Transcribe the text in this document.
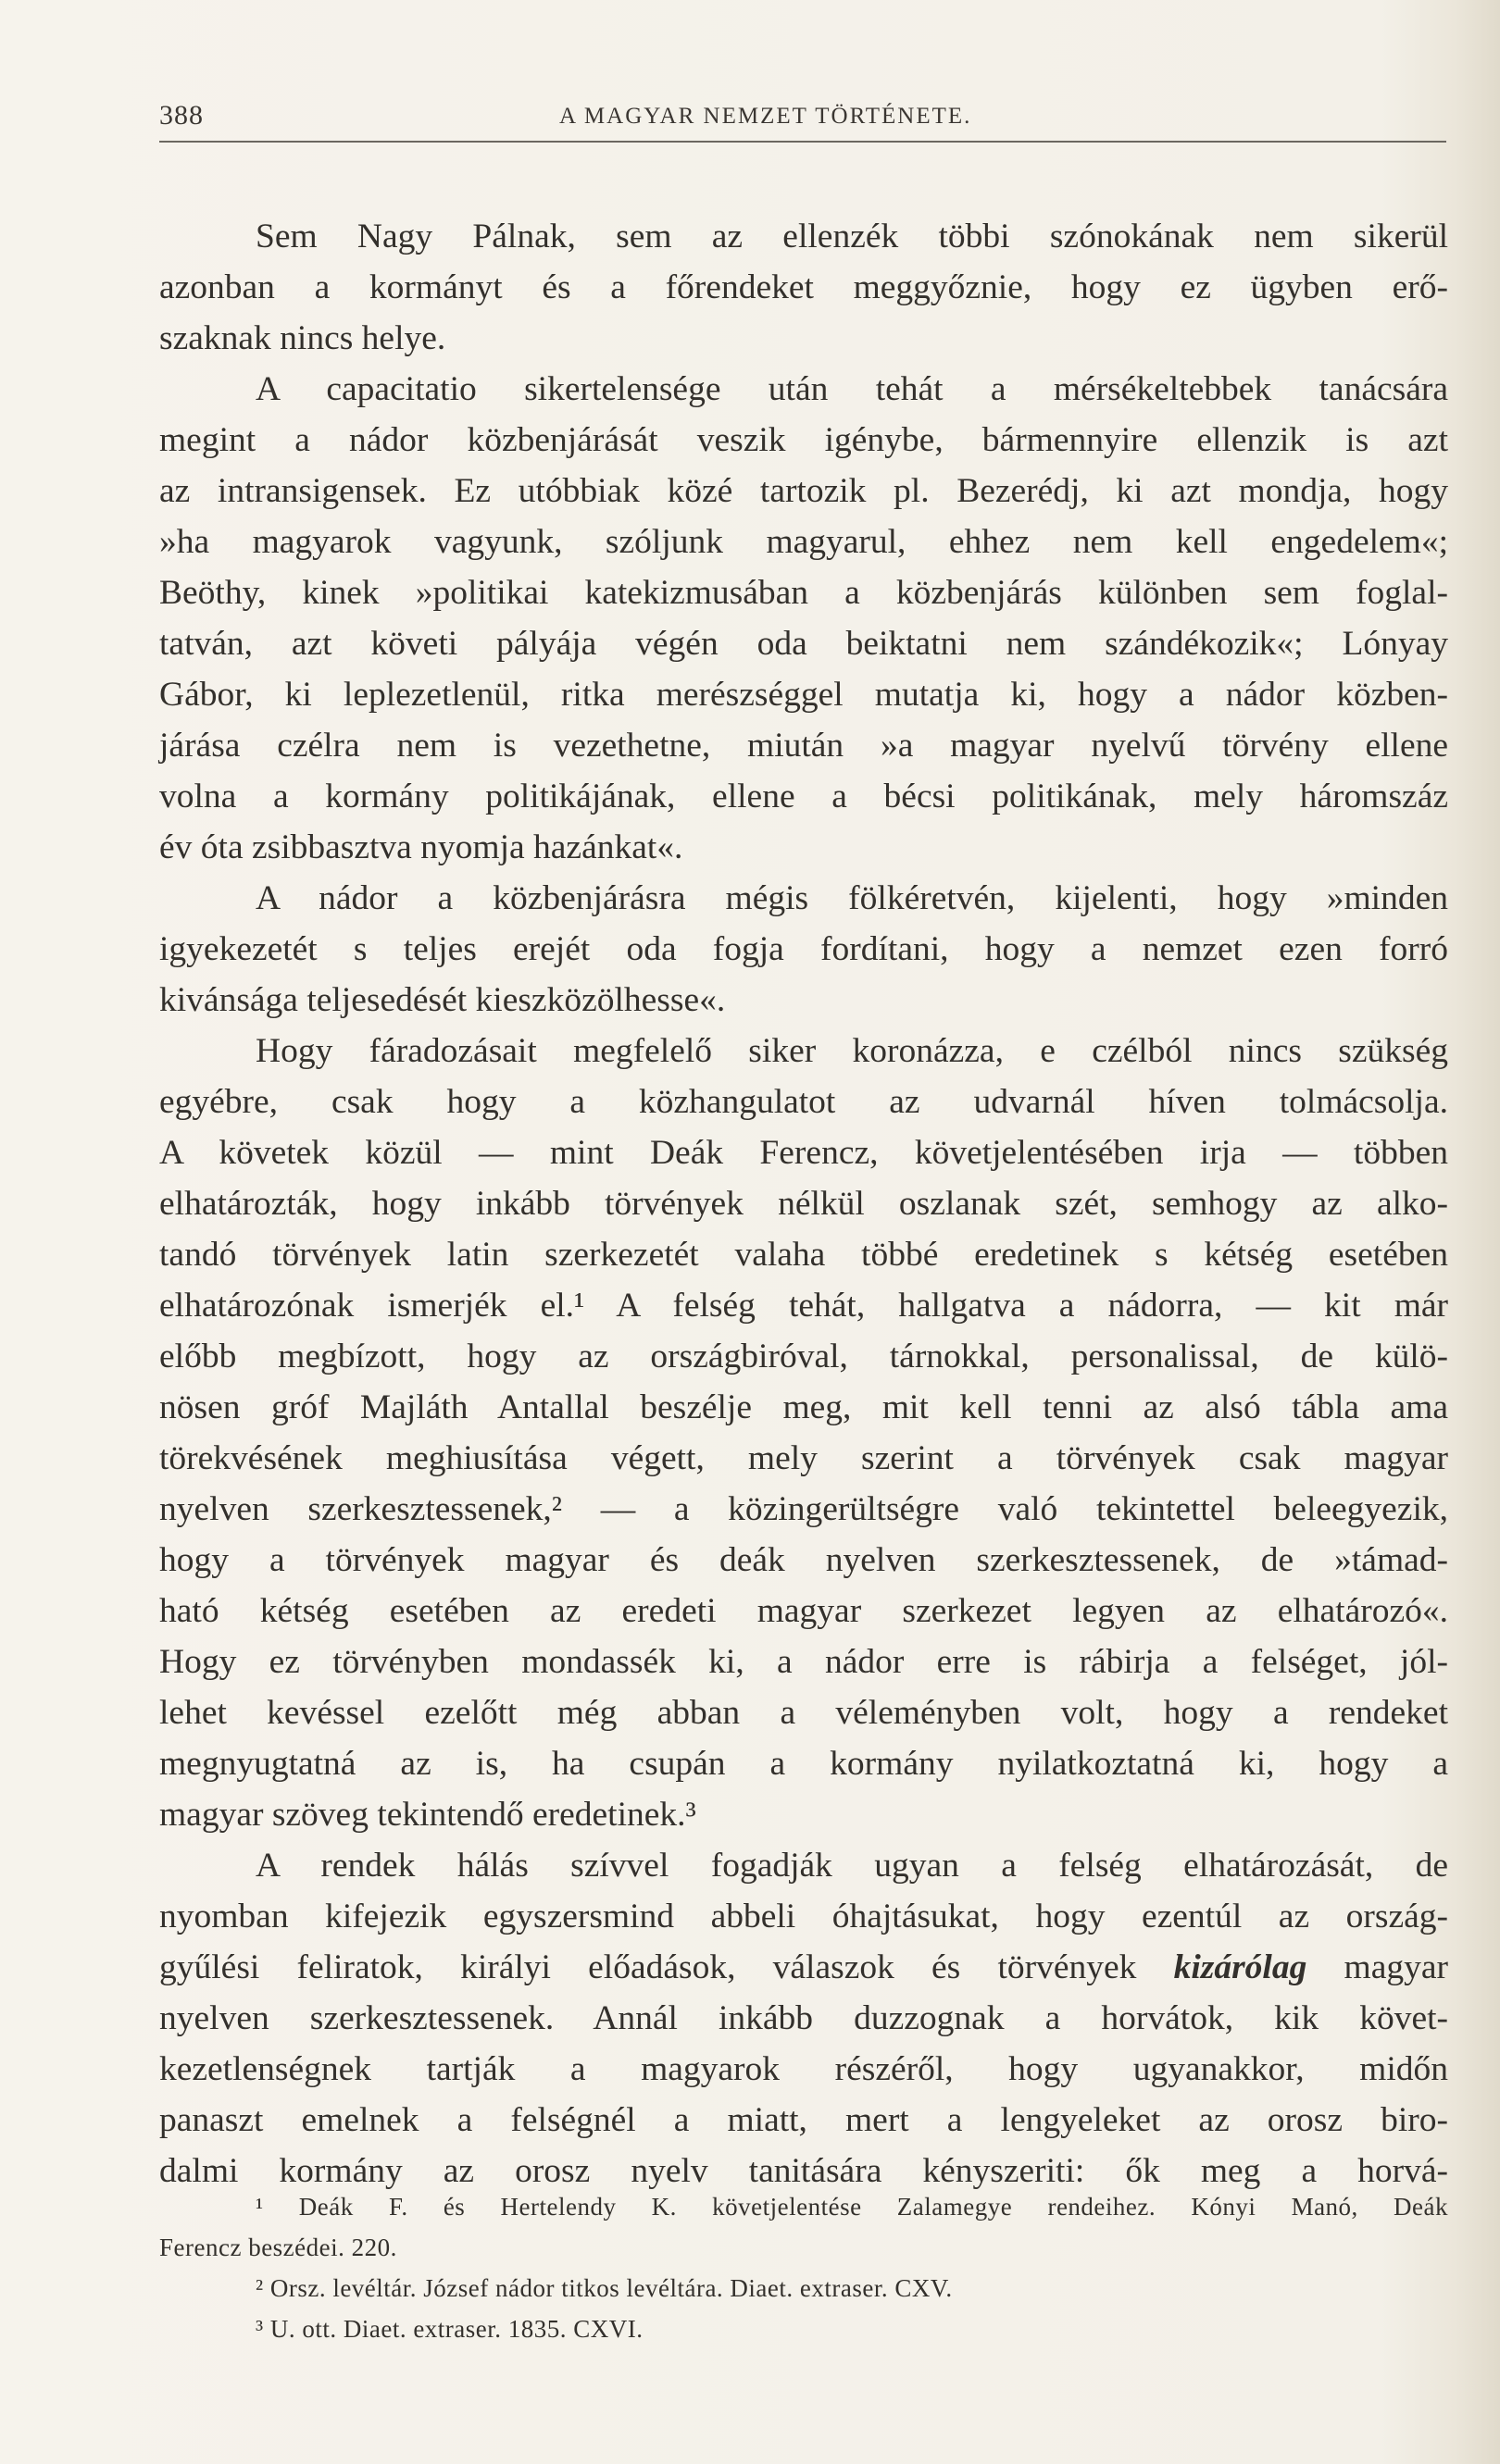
388	A MAGYAR NEMZET TÖRTÉNETE.
Sem Nagy Pálnak, sem az ellenzék többi szónokának nem sikerül
azonban a kormányt és a főrendeket meggyőznie, hogy ez ügyben erő-
szaknak nincs helye.
A capacitatio sikertelensége után tehát a mérsékeltebbek tanácsára
megint a nádor közbenjárását veszik igénybe, bármennyire ellenzik is azt
az intransigensek. Ez utóbbiak közé tartozik pl. Bezerédj, ki azt mondja, hogy
»ha magyarok vagyunk, szóljunk magyarul, ehhez nem kell engedelem«;
Beöthy, kinek »politikai katekizmusában a közbenjárás különben sem foglal-
tatván, azt követi pályája végén oda beiktatni nem szándékozik«; Lónyay
Gábor, ki leplezetlenül, ritka merészséggel mutatja ki, hogy a nádor közben-
járása czélra nem is vezethetne, miután »a magyar nyelvű törvény ellene
volna a kormány politikájának, ellene a bécsi politikának, mely háromszáz
év óta zsibbasztva nyomja hazánkat«.
A nádor a közbenjárásra mégis fölkéretvén, kijelenti, hogy »minden
igyekezetét s teljes erejét oda fogja fordítani, hogy a nemzet ezen forró
kivánsága teljesedését kieszközölhesse«.
Hogy fáradozásait megfelelő siker koronázza, e czélból nincs szükség
egyébre, csak hogy a közhangulatot az udvarnál híven tolmácsolja.
A követek közül — mint Deák Ferencz, követjelentésében irja — többen
elhatározták, hogy inkább törvények nélkül oszlanak szét, semhogy az alko-
tandó törvények latin szerkezetét valaha többé eredetinek s kétség esetében
elhatározónak ismerjék el.¹ A felség tehát, hallgatva a nádorra, — kit már
előbb megbízott, hogy az országbiróval, tárnokkal, personalissal, de külö-
nösen gróf Majláth Antallal beszélje meg, mit kell tenni az alsó tábla ama
törekvésének meghiusítása végett, mely szerint a törvények csak magyar
nyelven szerkesztessenek,² — a közingerültségre való tekintettel beleegyezik,
hogy a törvények magyar és deák nyelven szerkesztessenek, de »támad-
ható kétség esetében az eredeti magyar szerkezet legyen az elhatározó«.
Hogy ez törvényben mondassék ki, a nádor erre is rábirja a felséget, jól-
lehet kevéssel ezelőtt még abban a véleményben volt, hogy a rendeket
megnyugtatná az is, ha csupán a kormány nyilatkoztatná ki, hogy a
magyar szöveg tekintendő eredetinek.³
A rendek hálás szívvel fogadják ugyan a felség elhatározását, de
nyomban kifejezik egyszersmind abbeli óhajtásukat, hogy ezentúl az ország-
gyűlési feliratok, királyi előadások, válaszok és törvények kizárólag magyar
nyelven szerkesztessenek. Annál inkább duzzognak a horvátok, kik követ-
kezetlenségnek tartják a magyarok részéről, hogy ugyanakkor, midőn
panaszt emelnek a felségnél a miatt, mert a lengyeleket az orosz biro-
dalmi kormány az orosz nyelv tanitására kényszeriti: ők meg a horvá-
¹ Deák F. és Hertelendy K. követjelentése Zalamegye rendeihez. Kónyi Manó, Deák
Ferencz beszédei. 220.
² Orsz. levéltár. József nádor titkos levéltára. Diaet. extraser. CXV.
³ U. ott. Diaet. extraser. 1835. CXVI.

Exercise |
Drop the images and repeat the data exactly.

Final result |
Transcribe the text in this document.
388	A MAGYAR NEMZET TÖRTÉNETE.
Sem Nagy Pálnak, sem az ellenzék többi szónokának nem sikerül
azonban a kormányt és a főrendeket meggyőznie, hogy ez ügyben erő-
szaknak nincs helye.
A capacitatio sikertelensége után tehát a mérsékeltebbek tanácsára
megint a nádor közbenjárását veszik igénybe, bármennyire ellenzik is azt
az intransigensek. Ez utóbbiak közé tartozik pl. Bezerédj, ki azt mondja, hogy
»ha magyarok vagyunk, szóljunk magyarul, ehhez nem kell engedelem«;
Beöthy, kinek »politikai katekizmusában a közbenjárás különben sem foglal-
tatván, azt követi pályája végén oda beiktatni nem szándékozik«; Lónyay
Gábor, ki leplezetlenül, ritka merészséggel mutatja ki, hogy a nádor közben-
járása czélra nem is vezethetne, miután »a magyar nyelvű törvény ellene
volna a kormány politikájának, ellene a bécsi politikának, mely háromszáz
év óta zsibbasztva nyomja hazánkat«.
A nádor a közbenjárásra mégis fölkéretvén, kijelenti, hogy »minden
igyekezetét s teljes erejét oda fogja fordítani, hogy a nemzet ezen forró
kivánsága teljesedését kieszközölhesse«.
Hogy fáradozásait megfelelő siker koronázza, e czélból nincs szükség
egyébre, csak hogy a közhangulatot az udvarnál híven tolmácsolja.
A követek közül — mint Deák Ferencz, követjelentésében irja — többen
elhatározták, hogy inkább törvények nélkül oszlanak szét, semhogy az alko-
tandó törvények latin szerkezetét valaha többé eredetinek s kétség esetében
elhatározónak ismerjék el.¹ A felség tehát, hallgatva a nádorra, — kit már
előbb megbízott, hogy az országbiróval, tárnokkal, personalissal, de külö-
nösen gróf Majláth Antallal beszélje meg, mit kell tenni az alsó tábla ama
törekvésének meghiusítása végett, mely szerint a törvények csak magyar
nyelven szerkesztessenek,² — a közingerültségre való tekintettel beleegyezik,
hogy a törvények magyar és deák nyelven szerkesztessenek, de »támad-
ható kétség esetében az eredeti magyar szerkezet legyen az elhatározó«.
Hogy ez törvényben mondassék ki, a nádor erre is rábirja a felséget, jól-
lehet kevéssel ezelőtt még abban a véleményben volt, hogy a rendeket
megnyugtatná az is, ha csupán a kormány nyilatkoztatná ki, hogy a
magyar szöveg tekintendő eredetinek.³
A rendek hálás szívvel fogadják ugyan a felség elhatározását, de
nyomban kifejezik egyszersmind abbeli óhajtásukat, hogy ezentúl az ország-
gyűlési feliratok, királyi előadások, válaszok és törvények kizárólag magyar
nyelven szerkesztessenek. Annál inkább duzzognak a horvátok, kik követ-
kezetlenségnek tartják a magyarok részéről, hogy ugyanakkor, midőn
panaszt emelnek a felségnél a miatt, mert a lengyeleket az orosz biro-
dalmi kormány az orosz nyelv tanitására kényszeriti: ők meg a horvá-
¹ Deák F. és Hertelendy K. követjelentése Zalamegye rendeihez. Kónyi Manó, Deák
Ferencz beszédei. 220.
² Orsz. levéltár. József nádor titkos levéltára. Diaet. extraser. CXV.
³ U. ott. Diaet. extraser. 1835. CXVI.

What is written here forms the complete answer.